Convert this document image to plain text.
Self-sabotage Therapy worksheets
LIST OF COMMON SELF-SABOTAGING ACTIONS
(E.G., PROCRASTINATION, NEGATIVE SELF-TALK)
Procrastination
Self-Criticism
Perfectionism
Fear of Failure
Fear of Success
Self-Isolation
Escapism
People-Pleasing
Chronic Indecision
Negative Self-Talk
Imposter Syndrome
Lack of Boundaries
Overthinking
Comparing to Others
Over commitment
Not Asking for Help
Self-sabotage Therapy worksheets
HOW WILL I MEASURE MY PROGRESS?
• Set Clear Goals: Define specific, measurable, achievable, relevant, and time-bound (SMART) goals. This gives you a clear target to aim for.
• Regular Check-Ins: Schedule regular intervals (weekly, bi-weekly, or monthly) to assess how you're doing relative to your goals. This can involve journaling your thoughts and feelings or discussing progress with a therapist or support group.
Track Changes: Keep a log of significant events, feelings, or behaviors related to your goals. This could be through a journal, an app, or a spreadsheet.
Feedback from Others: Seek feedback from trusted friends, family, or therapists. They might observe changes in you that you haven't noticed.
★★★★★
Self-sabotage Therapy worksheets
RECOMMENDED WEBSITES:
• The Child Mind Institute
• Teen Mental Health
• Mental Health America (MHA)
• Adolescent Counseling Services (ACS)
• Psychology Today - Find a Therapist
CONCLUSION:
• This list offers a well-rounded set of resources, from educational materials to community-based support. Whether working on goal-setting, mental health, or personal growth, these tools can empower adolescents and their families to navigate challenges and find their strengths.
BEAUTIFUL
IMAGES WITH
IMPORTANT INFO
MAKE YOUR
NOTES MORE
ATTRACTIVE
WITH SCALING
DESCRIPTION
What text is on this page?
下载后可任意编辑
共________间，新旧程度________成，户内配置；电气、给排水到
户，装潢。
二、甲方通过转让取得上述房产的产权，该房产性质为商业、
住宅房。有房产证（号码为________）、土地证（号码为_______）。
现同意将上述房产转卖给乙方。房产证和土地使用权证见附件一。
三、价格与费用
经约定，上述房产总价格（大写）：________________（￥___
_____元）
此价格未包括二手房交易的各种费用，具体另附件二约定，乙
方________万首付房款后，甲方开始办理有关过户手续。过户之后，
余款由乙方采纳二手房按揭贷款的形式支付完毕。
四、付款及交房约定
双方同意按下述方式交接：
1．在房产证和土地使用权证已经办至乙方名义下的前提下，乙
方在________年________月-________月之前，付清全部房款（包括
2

----

§ Given problem
Type out the whole listing above again, exactly as it stands.

§ Output of the task
Convert this document image to plain text.
Self-sabotage Therapy worksheets
LIST OF COMMON SELF-SABOTAGING ACTIONS
(E.G., PROCRASTINATION, NEGATIVE SELF-TALK)
Procrastination
Self-Criticism
Perfectionism
Fear of Failure
Fear of Success
Self-Isolation
Escapism
People-Pleasing
Chronic Indecision
Negative Self-Talk
Imposter Syndrome
Lack of Boundaries
Overthinking
Comparing to Others
Over commitment
Not Asking for Help
Self-sabotage Therapy worksheets
HOW WILL I MEASURE MY PROGRESS?
• Set Clear Goals: Define specific, measurable, achievable, relevant, and time-bound (SMART) goals. This gives you a clear target to aim for.
• Regular Check-Ins: Schedule regular intervals (weekly, bi-weekly, or monthly) to assess how you're doing relative to your goals. This can involve journaling your thoughts and feelings or discussing progress with a therapist or support group.
Track Changes: Keep a log of significant events, feelings, or behaviors related to your goals. This could be through a journal, an app, or a spreadsheet.
Feedback from Others: Seek feedback from trusted friends, family, or therapists. They might observe changes in you that you haven't noticed.
★★★★★
Self-sabotage Therapy worksheets
RECOMMENDED WEBSITES:
• The Child Mind Institute
• Teen Mental Health
• Mental Health America (MHA)
• Adolescent Counseling Services (ACS)
• Psychology Today - Find a Therapist
CONCLUSION:
• This list offers a well-rounded set of resources, from educational materials to community-based support. Whether working on goal-setting, mental health, or personal growth, these tools can empower adolescents and their families to navigate challenges and find their strengths.
BEAUTIFUL
IMAGES WITH
IMPORTANT INFO
MAKE YOUR
NOTES MORE
ATTRACTIVE
WITH SCALING
DESCRIPTION
What text is on this page?
下载后可任意编辑
共________间，新旧程度________成，户内配置；电气、给排水到
户，装潢。
二、甲方通过转让取得上述房产的产权，该房产性质为商业、
住宅房。有房产证（号码为________）、土地证（号码为_______）。
现同意将上述房产转卖给乙方。房产证和土地使用权证见附件一。
三、价格与费用
经约定，上述房产总价格（大写）：________________（￥___
_____元）
此价格未包括二手房交易的各种费用，具体另附件二约定，乙
方________万首付房款后，甲方开始办理有关过户手续。过户之后，
余款由乙方采纳二手房按揭贷款的形式支付完毕。
四、付款及交房约定
双方同意按下述方式交接：
1．在房产证和土地使用权证已经办至乙方名义下的前提下，乙
方在________年________月-________月之前，付清全部房款（包括
2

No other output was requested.